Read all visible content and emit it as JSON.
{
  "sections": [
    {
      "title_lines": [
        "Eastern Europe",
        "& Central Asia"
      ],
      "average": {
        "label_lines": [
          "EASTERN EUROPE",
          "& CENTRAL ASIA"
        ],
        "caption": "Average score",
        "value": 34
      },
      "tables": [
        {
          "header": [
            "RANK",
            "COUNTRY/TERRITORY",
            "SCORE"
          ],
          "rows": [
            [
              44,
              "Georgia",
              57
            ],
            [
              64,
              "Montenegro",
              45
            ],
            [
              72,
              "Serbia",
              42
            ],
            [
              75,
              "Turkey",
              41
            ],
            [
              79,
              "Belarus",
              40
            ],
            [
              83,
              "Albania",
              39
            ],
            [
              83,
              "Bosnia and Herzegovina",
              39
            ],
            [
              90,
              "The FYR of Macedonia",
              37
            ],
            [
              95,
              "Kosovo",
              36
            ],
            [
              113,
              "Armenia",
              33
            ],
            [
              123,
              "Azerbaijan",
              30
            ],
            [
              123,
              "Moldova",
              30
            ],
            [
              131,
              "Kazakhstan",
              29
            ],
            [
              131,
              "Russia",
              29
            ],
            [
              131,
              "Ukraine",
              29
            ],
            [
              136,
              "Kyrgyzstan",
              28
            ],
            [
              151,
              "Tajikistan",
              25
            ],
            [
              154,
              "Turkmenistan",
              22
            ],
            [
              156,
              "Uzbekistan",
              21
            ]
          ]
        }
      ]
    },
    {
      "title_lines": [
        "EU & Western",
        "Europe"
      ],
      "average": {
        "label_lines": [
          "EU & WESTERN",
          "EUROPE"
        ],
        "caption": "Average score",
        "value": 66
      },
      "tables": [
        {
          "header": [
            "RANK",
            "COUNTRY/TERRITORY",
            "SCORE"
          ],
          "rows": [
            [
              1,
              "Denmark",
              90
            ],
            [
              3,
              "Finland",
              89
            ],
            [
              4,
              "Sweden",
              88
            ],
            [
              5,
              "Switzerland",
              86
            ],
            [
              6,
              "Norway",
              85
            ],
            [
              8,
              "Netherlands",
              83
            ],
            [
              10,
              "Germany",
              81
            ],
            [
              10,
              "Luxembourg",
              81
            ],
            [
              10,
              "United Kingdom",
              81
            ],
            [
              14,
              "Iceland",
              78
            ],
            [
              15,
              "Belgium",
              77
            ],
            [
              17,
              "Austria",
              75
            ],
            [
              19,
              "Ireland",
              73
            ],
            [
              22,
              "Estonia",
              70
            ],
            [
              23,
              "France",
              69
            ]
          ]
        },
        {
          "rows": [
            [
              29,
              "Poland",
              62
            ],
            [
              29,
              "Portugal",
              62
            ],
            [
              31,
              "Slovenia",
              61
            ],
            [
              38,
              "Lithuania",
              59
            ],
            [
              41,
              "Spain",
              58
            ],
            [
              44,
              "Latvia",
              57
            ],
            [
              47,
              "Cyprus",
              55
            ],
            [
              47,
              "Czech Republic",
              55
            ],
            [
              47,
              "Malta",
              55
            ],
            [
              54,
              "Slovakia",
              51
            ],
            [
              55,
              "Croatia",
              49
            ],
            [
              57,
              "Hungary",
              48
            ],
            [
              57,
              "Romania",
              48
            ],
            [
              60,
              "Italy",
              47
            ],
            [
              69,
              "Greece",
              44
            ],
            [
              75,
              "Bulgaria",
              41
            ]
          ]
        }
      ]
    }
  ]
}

WHAT YOU WILL DO: Copy all data exactly, start to finish.

THE REPLY:
Read all visible content and emit it as JSON.
{
  "sections": [
    {
      "title_lines": [
        "Eastern Europe",
        "& Central Asia"
      ],
      "average": {
        "label_lines": [
          "EASTERN EUROPE",
          "& CENTRAL ASIA"
        ],
        "caption": "Average score",
        "value": 34
      },
      "tables": [
        {
          "header": [
            "RANK",
            "COUNTRY/TERRITORY",
            "SCORE"
          ],
          "rows": [
            [
              44,
              "Georgia",
              57
            ],
            [
              64,
              "Montenegro",
              45
            ],
            [
              72,
              "Serbia",
              42
            ],
            [
              75,
              "Turkey",
              41
            ],
            [
              79,
              "Belarus",
              40
            ],
            [
              83,
              "Albania",
              39
            ],
            [
              83,
              "Bosnia and Herzegovina",
              39
            ],
            [
              90,
              "The FYR of Macedonia",
              37
            ],
            [
              95,
              "Kosovo",
              36
            ],
            [
              113,
              "Armenia",
              33
            ],
            [
              123,
              "Azerbaijan",
              30
            ],
            [
              123,
              "Moldova",
              30
            ],
            [
              131,
              "Kazakhstan",
              29
            ],
            [
              131,
              "Russia",
              29
            ],
            [
              131,
              "Ukraine",
              29
            ],
            [
              136,
              "Kyrgyzstan",
              28
            ],
            [
              151,
              "Tajikistan",
              25
            ],
            [
              154,
              "Turkmenistan",
              22
            ],
            [
              156,
              "Uzbekistan",
              21
            ]
          ]
        }
      ]
    },
    {
      "title_lines": [
        "EU & Western",
        "Europe"
      ],
      "average": {
        "label_lines": [
          "EU & WESTERN",
          "EUROPE"
        ],
        "caption": "Average score",
        "value": 66
      },
      "tables": [
        {
          "header": [
            "RANK",
            "COUNTRY/TERRITORY",
            "SCORE"
          ],
          "rows": [
            [
              1,
              "Denmark",
              90
            ],
            [
              3,
              "Finland",
              89
            ],
            [
              4,
              "Sweden",
              88
            ],
            [
              5,
              "Switzerland",
              86
            ],
            [
              6,
              "Norway",
              85
            ],
            [
              8,
              "Netherlands",
              83
            ],
            [
              10,
              "Germany",
              81
            ],
            [
              10,
              "Luxembourg",
              81
            ],
            [
              10,
              "United Kingdom",
              81
            ],
            [
              14,
              "Iceland",
              78
            ],
            [
              15,
              "Belgium",
              77
            ],
            [
              17,
              "Austria",
              75
            ],
            [
              19,
              "Ireland",
              73
            ],
            [
              22,
              "Estonia",
              70
            ],
            [
              23,
              "France",
              69
            ]
          ]
        },
        {
          "rows": [
            [
              29,
              "Poland",
              62
            ],
            [
              29,
              "Portugal",
              62
            ],
            [
              31,
              "Slovenia",
              61
            ],
            [
              38,
              "Lithuania",
              59
            ],
            [
              41,
              "Spain",
              58
            ],
            [
              44,
              "Latvia",
              57
            ],
            [
              47,
              "Cyprus",
              55
            ],
            [
              47,
              "Czech Republic",
              55
            ],
            [
              47,
              "Malta",
              55
            ],
            [
              54,
              "Slovakia",
              51
            ],
            [
              55,
              "Croatia",
              49
            ],
            [
              57,
              "Hungary",
              48
            ],
            [
              57,
              "Romania",
              48
            ],
            [
              60,
              "Italy",
              47
            ],
            [
              69,
              "Greece",
              44
            ],
            [
              75,
              "Bulgaria",
              41
            ]
          ]
        }
      ]
    }
  ]
}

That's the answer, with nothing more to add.